**TASK DIRECTIONS:**
Sift the material for lines containing "Senado", and return them.

[Collected data]
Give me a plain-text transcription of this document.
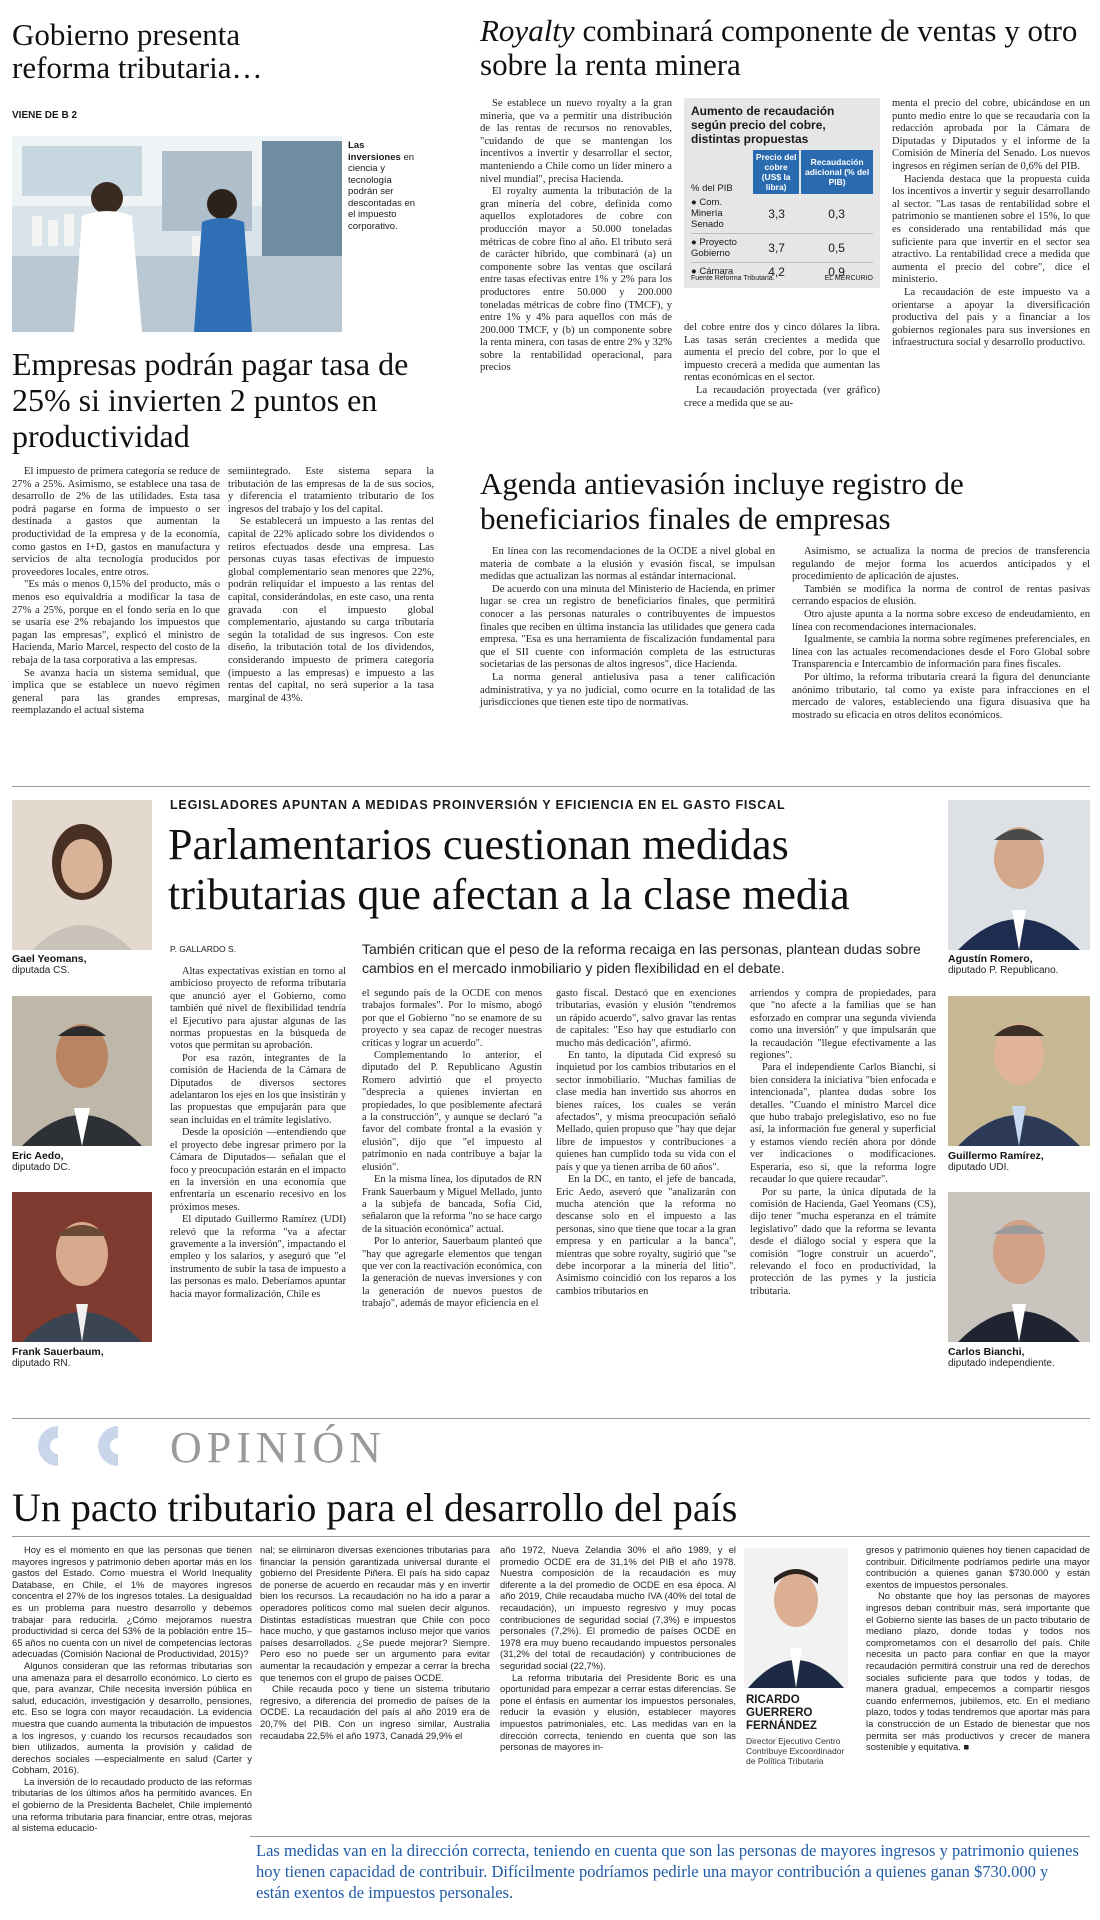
Gobierno presenta reforma tributaria…
VIENE DE B 2
Las inversiones en ciencia y tecnología podrán ser descontadas en el impuesto corporativo.
Empresas podrán pagar tasa de 25% si invierten 2 puntos en productividad

El impuesto de primera categoría se reduce de 27% a 25%. Asimismo, se establece una tasa de desarrollo de 2% de las utilidades. Esta tasa podrá pagarse en forma de impuesto o ser destinada a gastos que aumentan la productividad de la empresa y de la economía, como gastos en I+D, gastos en manufactura y servicios de alta tecnología producidos por proveedores locales, entre otros.

"Es más o menos 0,15% del producto, más o menos eso equivaldría a modificar la tasa de 27% a 25%, porque en el fondo sería en lo que se usaría ese 2% rebajando los impuestos que pagan las empresas", explicó el ministro de Hacienda, Mario Marcel, respecto del costo de la rebaja de la tasa corporativa a las empresas.

Se avanza hacia un sistema semidual, que implica que se establece un nuevo régimen general para las grandes empresas, reemplazando el actual sistema

semiintegrado. Este sistema separa la tributación de las empresas de la de sus socios, y diferencia el tratamiento tributario de los ingresos del trabajo y los del capital.

Se establecerá un impuesto a las rentas del capital de 22% aplicado sobre los dividendos o retiros efectuados desde una empresa. Las personas cuyas tasas efectivas de impuesto global complementario sean menores que 22%, podrán reliquidar el impuesto a las rentas del capital, considerándolas, en este caso, una renta gravada con el impuesto global complementario, ajustando su carga tributaria según la totalidad de sus ingresos. Con este diseño, la tributación total de los dividendos, considerando impuesto de primera categoría (impuesto a las empresas) e impuesto a las rentas del capital, no será superior a la tasa marginal de 43%.

Royalty combinará componente de ventas y otro sobre la renta minera

Se establece un nuevo royalty a la gran minería, que va a permitir una distribución de las rentas de recursos no renovables, "cuidando de que se mantengan los incentivos a invertir y desarrollar el sector, manteniendo a Chile como un líder minero a nivel mundial", precisa Hacienda.

El royalty aumenta la tributación de la gran minería del cobre, definida como aquellos explotadores de cobre con producción mayor a 50.000 toneladas métricas de cobre fino al año. El tributo será de carácter híbrido, que combinará (a) un componente sobre las ventas que oscilará entre tasas efectivas entre 1% y 2% para los productores entre 50.000 y 200.000 toneladas métricas de cobre fino (TMCF), y entre 1% y 4% para aquellos con más de 200.000 TMCF, y (b) un componente sobre la renta minera, con tasas de entre 2% y 32% sobre la rentabilidad operacional, para precios

Aumento de recaudación según precio del cobre, distintas propuestas
% del PIB	Precio del cobre (US$ la libra)	Recaudación adicional (% del PIB)
● Com. Minería Senado	3,3	0,3
● Proyecto Gobierno	3,7	0,5
● Cámara	4,2	0,9
Fuente Reforma Tributaria.	EL MERCURIO

del cobre entre dos y cinco dólares la libra. Las tasas serán crecientes a medida que aumenta el precio del cobre, por lo que el impuesto crecerá a medida que aumentan las rentas económicas en el sector.

La recaudación proyectada (ver gráfico) crece a medida que se au-

menta el precio del cobre, ubicándose en un punto medio entre lo que se recaudaría con la redacción aprobada por la Cámara de Diputadas y Diputados y el informe de la Comisión de Minería del Senado. Los nuevos ingresos en régimen serían de 0,6% del PIB.

Hacienda destaca que la propuesta cuida los incentivos a invertir y seguir desarrollando al sector. "Las tasas de rentabilidad sobre el patrimonio se mantienen sobre el 15%, lo que es considerado una rentabilidad más que suficiente para que invertir en el sector sea atractivo. La rentabilidad crece a medida que aumenta el precio del cobre", dice el ministerio.

La recaudación de este impuesto va a orientarse a apoyar la diversificación productiva del país y a financiar a los gobiernos regionales para sus inversiones en infraestructura social y desarrollo productivo.

Agenda antievasión incluye registro de beneficiarios finales de empresas

En línea con las recomendaciones de la OCDE a nivel global en materia de combate a la elusión y evasión fiscal, se impulsan medidas que actualizan las normas al estándar internacional.

De acuerdo con una minuta del Ministerio de Hacienda, en primer lugar se crea un registro de beneficiarios finales, que permitirá conocer a las personas naturales o contribuyentes de impuestos finales que reciben en última instancia las utilidades que genera cada empresa. "Esa es una herramienta de fiscalización fundamental para que el SII cuente con información completa de las estructuras societarias de las personas de altos ingresos", dice Hacienda.

La norma general antielusiva pasa a tener calificación administrativa, y ya no judicial, como ocurre en la totalidad de las jurisdicciones que tienen este tipo de normativas.

Asimismo, se actualiza la norma de precios de transferencia regulando de mejor forma los acuerdos anticipados y el procedimiento de aplicación de ajustes.

También se modifica la norma de control de rentas pasivas cerrando espacios de elusión.

Otro ajuste apunta a la norma sobre exceso de endeudamiento, en línea con recomendaciones internacionales.

Igualmente, se cambia la norma sobre regímenes preferenciales, en línea con las actuales recomendaciones desde el Foro Global sobre Transparencia e Intercambio de información para fines fiscales.

Por último, la reforma tributaria creará la figura del denunciante anónimo tributario, tal como ya existe para infracciones en el mercado de valores, estableciendo una figura disuasiva que ha mostrado su eficacia en otros delitos económicos.

LEGISLADORES APUNTAN A MEDIDAS PROINVERSIÓN Y EFICIENCIA EN EL GASTO FISCAL
Parlamentarios cuestionan medidas tributarias que afectan a la clase media
P. GALLARDO S.	También critican que el peso de la reforma recaiga en las personas, plantean dudas sobre cambios en el mercado inmobiliario y piden flexibilidad en el debate.
Gael Yeomans,
diputada CS.
Eric Aedo,
diputado DC.
Frank Sauerbaum,
diputado RN.
Agustín Romero,
diputado P. Republicano.
Guillermo Ramírez,
diputado UDI.
Carlos Bianchi,
diputado independiente.

Altas expectativas existían en torno al ambicioso proyecto de reforma tributaria que anunció ayer el Gobierno, como también qué nivel de flexibilidad tendría el Ejecutivo para ajustar algunas de las normas propuestas en la búsqueda de votos que permitan su aprobación.

Por esa razón, integrantes de la comisión de Hacienda de la Cámara de Diputados de diversos sectores adelantaron los ejes en los que insistirán y las propuestas que empujarán para que sean incluidas en el trámite legislativo.

Desde la oposición —entendiendo que el proyecto debe ingresar primero por la Cámara de Diputados— señalan que el foco y preocupación estarán en el impacto en la inversión en una economía que enfrentaría un escenario recesivo en los próximos meses.

El diputado Guillermo Ramírez (UDI) relevó que la reforma "va a afectar gravemente a la inversión", impactando el empleo y los salarios, y aseguró que "el instrumento de subir la tasa de impuesto a las personas es malo. Deberíamos apuntar hacia mayor formalización, Chile es

el segundo país de la OCDE con menos trabajos formales". Por lo mismo, abogó por que el Gobierno "no se enamore de su proyecto y sea capaz de recoger nuestras críticas y lograr un acuerdo".

Complementando lo anterior, el diputado del P. Republicano Agustín Romero advirtió que el proyecto "desprecia a quienes inviertan en propiedades, lo que posiblemente afectará a la construcción", y aunque se declaró "a favor del combate frontal a la evasión y elusión", dijo que "el impuesto al patrimonio en nada contribuye a bajar la elusión".

En la misma línea, los diputados de RN Frank Sauerbaum y Miguel Mellado, junto a la subjefa de bancada, Sofía Cid, señalaron que la reforma "no se hace cargo de la situación económica" actual.

Por lo anterior, Sauerbaum planteó que "hay que agregarle elementos que tengan que ver con la reactivación económica, con la generación de nuevas inversiones y con la generación de nuevos puestos de trabajo", además de mayor eficiencia en el

gasto fiscal. Destacó que en exenciones tributarias, evasión y elusión "tendremos un rápido acuerdo", salvo gravar las rentas de capitales: "Eso hay que estudiarlo con mucho más dedicación", afirmó.

En tanto, la diputada Cid expresó su inquietud por los cambios tributarios en el sector inmobiliario. "Muchas familias de clase media han invertido sus ahorros en bienes raíces, los cuales se verán afectados", y misma preocupación señaló Mellado, quien propuso que "hay que dejar libre de impuestos y contribuciones a quienes han cumplido toda su vida con el país y que ya tienen arriba de 60 años".

En la DC, en tanto, el jefe de bancada, Eric Aedo, aseveró que "analizarán con mucha atención que la reforma no descanse solo en el impuesto a las personas, sino que tiene que tocar a la gran empresa y en particular a la banca", mientras que sobre royalty, sugirió que "se debe incorporar a la minería del litio". Asimismo coincidió con los reparos a los cambios tributarios en

arriendos y compra de propiedades, para que "no afecte a la familias que se han esforzado en comprar una segunda vivienda como una inversión" y que impulsarán que la recaudación "llegue efectivamente a las regiones".

Para el independiente Carlos Bianchi, si bien considera la iniciativa "bien enfocada e intencionada", plantea dudas sobre los detalles. "Cuando el ministro Marcel dice que hubo trabajo prelegislativo, eso no fue así, la información fue general y superficial y estamos viendo recién ahora por dónde ver indicaciones o modificaciones. Esperaría, eso sí, que la reforma logre recaudar lo que quiere recaudar".

Por su parte, la única diputada de la comisión de Hacienda, Gael Yeomans (CS), dijo tener "mucha esperanza en el trámite legislativo" dado que la reforma se levanta desde el diálogo social y espera que la comisión "logre construir un acuerdo", relevando el foco en productividad, la protección de las pymes y la justicia tributaria.

OPINIÓN
Un pacto tributario para el desarrollo del país

Hoy es el momento en que las personas que tienen mayores ingresos y patrimonio deben aportar más en los gastos del Estado. Como muestra el World Inequality Database, en Chile, el 1% de mayores ingresos concentra el 27% de los ingresos totales. La desigualdad es un problema para nuestro desarrollo y debemos trabajar para reducirla. ¿Cómo mejoramos nuestra productividad si cerca del 53% de la población entre 15–65 años no cuenta con un nivel de competencias lectoras adecuadas (Comisión Nacional de Productividad, 2015)?

Algunos consideran que las reformas tributarias son una amenaza para el desarrollo económico. Lo cierto es que, para avanzar, Chile necesita inversión pública en salud, educación, investigación y desarrollo, pensiones, etc. Eso se logra con mayor recaudación. La evidencia muestra que cuando aumenta la tributación de impuestos a los ingresos, y cuando los recursos recaudados son bien utilizados, aumenta la provisión y calidad de derechos sociales —especialmente en salud (Carter y Cobham, 2016).

La inversión de lo recaudado producto de las reformas tributarias de los últimos años ha permitido avances. En el gobierno de la Presidenta Bachelet, Chile implementó una reforma tributaria para financiar, entre otras, mejoras al sistema educacio-

nal; se eliminaron diversas exenciones tributarias para financiar la pensión garantizada universal durante el gobierno del Presidente Piñera. El país ha sido capaz de ponerse de acuerdo en recaudar más y en invertir bien los recursos. La recaudación no ha ido a parar a operadores políticos como mal suelen decir algunos. Distintas estadísticas muestran que Chile con poco hace mucho, y que gastamos incluso mejor que varios países desarrollados. ¿Se puede mejorar? Siempre. Pero eso no puede ser un argumento para evitar aumentar la recaudación y empezar a cerrar la brecha que tenemos con el grupo de países OCDE.

Chile recauda poco y tiene un sistema tributario regresivo, a diferencia del promedio de países de la OCDE. La recaudación del país al año 2019 era de 20,7% del PIB. Con un ingreso similar, Australia recaudaba 22,5% el año 1973, Canadá 29,9% el

año 1972, Nueva Zelandia 30% el año 1989, y el promedio OCDE era de 31,1% del PIB el año 1978. Nuestra composición de la recaudación es muy diferente a la del promedio de OCDE en esa época. Al año 2019, Chile recaudaba mucho IVA (40% del total de recaudación), un impuesto regresivo y muy pocas contribuciones de seguridad social (7,3%) e impuestos personales (7,2%). El promedio de países OCDE en 1978 era muy bueno recaudando impuestos personales (31,2% del total de recaudación) y contribuciones de seguridad social (22,7%).

La reforma tributaria del Presidente Boric es una oportunidad para empezar a cerrar estas diferencias. Se pone el énfasis en aumentar los impuestos personales, reducir la evasión y elusión, establecer mayores impuestos patrimoniales, etc. Las medidas van en la dirección correcta, teniendo en cuenta que son las personas de mayores in-

RICARDO GUERRERO FERNÁNDEZ
Director Ejecutivo Centro Contribuye Excoordinador de Política Tributaria

gresos y patrimonio quienes hoy tienen capacidad de contribuir. Difícilmente podríamos pedirle una mayor contribución a quienes ganan $730.000 y están exentos de impuestos personales.

No obstante que hoy las personas de mayores ingresos deban contribuir más, será importante que el Gobierno siente las bases de un pacto tributario de mediano plazo, donde todas y todos nos comprometamos con el desarrollo del país. Chile necesita un pacto para confiar en que la mayor recaudación permitirá construir una red de derechos sociales suficiente para que todos y todas, de manera gradual, empecemos a compartir riesgos cuando enfermemos, jubilemos, etc. En el mediano plazo, todos y todas tendremos que aportar más para la construcción de un Estado de bienestar que nos permita ser más productivos y crecer de manera sostenible y equitativa. ■

Las medidas van en la dirección correcta, teniendo en cuenta que son las personas de mayores ingresos y patrimonio quienes hoy tienen capacidad de contribuir. Difícilmente podríamos pedirle una mayor contribución a quienes ganan $730.000 y están exentos de impuestos personales.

**WRITTEN SOLUTION:**
● Com. Minería Senado	3,3	0,3
menta el precio del cobre, ubicándose en un punto medio entre lo que se recaudaría con la redacción aprobada por la Cámara de Diputadas y Diputados y el informe de la Comisión de Minería del Senado. Los nuevos ingresos en régimen serían de 0,6% del PIB.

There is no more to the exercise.